--- EXERCISE INSTRUCTIONS ---
Give back all the data exactly, line by line.

## Begin MATERIAL FOR THE TASK

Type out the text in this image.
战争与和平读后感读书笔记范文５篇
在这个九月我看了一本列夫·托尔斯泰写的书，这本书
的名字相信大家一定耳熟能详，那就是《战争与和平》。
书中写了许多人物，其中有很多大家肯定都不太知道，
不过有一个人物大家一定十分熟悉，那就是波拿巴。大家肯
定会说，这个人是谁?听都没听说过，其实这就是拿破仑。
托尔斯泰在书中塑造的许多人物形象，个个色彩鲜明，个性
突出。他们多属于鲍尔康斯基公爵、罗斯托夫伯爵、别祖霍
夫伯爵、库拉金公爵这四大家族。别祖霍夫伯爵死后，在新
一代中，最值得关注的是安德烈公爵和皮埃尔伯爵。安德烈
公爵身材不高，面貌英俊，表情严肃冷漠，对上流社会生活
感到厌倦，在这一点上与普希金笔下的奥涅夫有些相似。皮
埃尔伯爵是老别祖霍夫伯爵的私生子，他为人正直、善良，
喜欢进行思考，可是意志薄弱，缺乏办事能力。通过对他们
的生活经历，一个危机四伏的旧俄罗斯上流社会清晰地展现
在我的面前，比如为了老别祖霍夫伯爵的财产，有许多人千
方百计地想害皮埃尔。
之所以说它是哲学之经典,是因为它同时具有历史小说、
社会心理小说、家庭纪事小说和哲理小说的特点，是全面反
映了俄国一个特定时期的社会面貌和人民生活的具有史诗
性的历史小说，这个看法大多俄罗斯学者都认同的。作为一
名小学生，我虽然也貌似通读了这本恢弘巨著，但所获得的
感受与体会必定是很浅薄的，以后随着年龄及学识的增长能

## End MATERIAL FOR THE TASK

--- RESPONSE BELOW ---
Type out the text in this image.
战争与和平读后感读书笔记范文５篇
在这个九月我看了一本列夫·托尔斯泰写的书，这本书
的名字相信大家一定耳熟能详，那就是《战争与和平》。
书中写了许多人物，其中有很多大家肯定都不太知道，
不过有一个人物大家一定十分熟悉，那就是波拿巴。大家肯
定会说，这个人是谁?听都没听说过，其实这就是拿破仑。
托尔斯泰在书中塑造的许多人物形象，个个色彩鲜明，个性
突出。他们多属于鲍尔康斯基公爵、罗斯托夫伯爵、别祖霍
夫伯爵、库拉金公爵这四大家族。别祖霍夫伯爵死后，在新
一代中，最值得关注的是安德烈公爵和皮埃尔伯爵。安德烈
公爵身材不高，面貌英俊，表情严肃冷漠，对上流社会生活
感到厌倦，在这一点上与普希金笔下的奥涅夫有些相似。皮
埃尔伯爵是老别祖霍夫伯爵的私生子，他为人正直、善良，
喜欢进行思考，可是意志薄弱，缺乏办事能力。通过对他们
的生活经历，一个危机四伏的旧俄罗斯上流社会清晰地展现
在我的面前，比如为了老别祖霍夫伯爵的财产，有许多人千
方百计地想害皮埃尔。
之所以说它是哲学之经典,是因为它同时具有历史小说、
社会心理小说、家庭纪事小说和哲理小说的特点，是全面反
映了俄国一个特定时期的社会面貌和人民生活的具有史诗
性的历史小说，这个看法大多俄罗斯学者都认同的。作为一
名小学生，我虽然也貌似通读了这本恢弘巨著，但所获得的
感受与体会必定是很浅薄的，以后随着年龄及学识的增长能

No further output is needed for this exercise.